Y lo malo es que aún desconocemos el porqué de aquella masacre: si era una venganza por la foto de las Azores y por el compromiso con los Estados Unidos en Iraq; si fue consecuencia de las maniobras de Carod-Rovira en Perpiñán pactando con ETA, o si se encadenaron sucesivos fallos de los servicios de inteligencia. Quizás fue la conjunción de todo, con algo más que no alcanzo a concebir. Recuerde el lector cómo el asesinato de Kennedy o el de nuestro general Prim siguen sumidos aún en la oscuridad. Claro crimen de Estado, desencadenado con trágica contundencia en un momento clave, que paralizó los resortes del Estado de Derecho que no reaccionaron, o reaccionaron mal ante lo imprevisible. Ello permitió la usurpación inmediata de la voluntad popular, valiéndose de una serie de maniobras bien urdidas por desleales y bien explotadas en determinados medios de comunicación.
==================================================
QUÉ SE PIDE: En el fragmento sobre la masacre, ¿qué dos asesinatos se citan como todavía sumidos en la oscuridad?
==================================================
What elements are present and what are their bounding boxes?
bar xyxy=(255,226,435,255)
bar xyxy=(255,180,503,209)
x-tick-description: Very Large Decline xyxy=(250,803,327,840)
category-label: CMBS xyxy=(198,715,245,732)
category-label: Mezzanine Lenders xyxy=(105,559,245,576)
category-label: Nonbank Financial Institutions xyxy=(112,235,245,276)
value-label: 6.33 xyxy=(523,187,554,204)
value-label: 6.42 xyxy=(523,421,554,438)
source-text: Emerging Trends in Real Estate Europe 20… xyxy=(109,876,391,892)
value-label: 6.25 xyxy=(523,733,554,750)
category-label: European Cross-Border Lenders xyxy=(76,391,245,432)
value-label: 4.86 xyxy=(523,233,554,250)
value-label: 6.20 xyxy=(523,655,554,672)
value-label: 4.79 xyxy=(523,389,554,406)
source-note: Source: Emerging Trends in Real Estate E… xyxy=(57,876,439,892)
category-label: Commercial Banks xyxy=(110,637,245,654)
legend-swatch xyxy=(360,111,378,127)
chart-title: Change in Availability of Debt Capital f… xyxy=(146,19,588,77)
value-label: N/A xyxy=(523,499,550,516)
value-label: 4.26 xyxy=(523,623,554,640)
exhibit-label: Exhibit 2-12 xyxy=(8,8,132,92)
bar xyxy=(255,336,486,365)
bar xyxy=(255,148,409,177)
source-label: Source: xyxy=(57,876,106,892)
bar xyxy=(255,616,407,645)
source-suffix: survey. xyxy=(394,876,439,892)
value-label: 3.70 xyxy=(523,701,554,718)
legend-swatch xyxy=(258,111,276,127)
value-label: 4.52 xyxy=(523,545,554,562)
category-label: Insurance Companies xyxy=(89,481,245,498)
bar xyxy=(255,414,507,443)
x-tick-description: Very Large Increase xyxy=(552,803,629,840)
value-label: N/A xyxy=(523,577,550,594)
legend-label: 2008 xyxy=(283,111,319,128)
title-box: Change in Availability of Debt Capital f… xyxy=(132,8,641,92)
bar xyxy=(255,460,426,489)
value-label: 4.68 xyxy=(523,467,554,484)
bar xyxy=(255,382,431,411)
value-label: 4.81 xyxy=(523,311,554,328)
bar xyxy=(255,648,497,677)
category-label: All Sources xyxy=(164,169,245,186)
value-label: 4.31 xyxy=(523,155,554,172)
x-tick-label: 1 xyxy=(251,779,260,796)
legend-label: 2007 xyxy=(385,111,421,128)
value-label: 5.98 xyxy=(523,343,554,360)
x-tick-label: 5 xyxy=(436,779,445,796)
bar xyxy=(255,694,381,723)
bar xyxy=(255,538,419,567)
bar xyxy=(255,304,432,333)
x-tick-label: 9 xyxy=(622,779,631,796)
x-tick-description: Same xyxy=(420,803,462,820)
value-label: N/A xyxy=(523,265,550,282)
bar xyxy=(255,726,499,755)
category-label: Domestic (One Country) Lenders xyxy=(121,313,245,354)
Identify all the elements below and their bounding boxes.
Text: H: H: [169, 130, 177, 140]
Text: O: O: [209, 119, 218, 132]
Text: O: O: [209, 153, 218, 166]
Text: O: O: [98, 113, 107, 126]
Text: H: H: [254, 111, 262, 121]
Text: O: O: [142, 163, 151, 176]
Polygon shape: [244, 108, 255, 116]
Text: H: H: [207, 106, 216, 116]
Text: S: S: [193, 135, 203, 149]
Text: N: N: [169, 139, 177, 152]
==================================================
SOLUCIÓN: El de Kennedy y el del general Prim.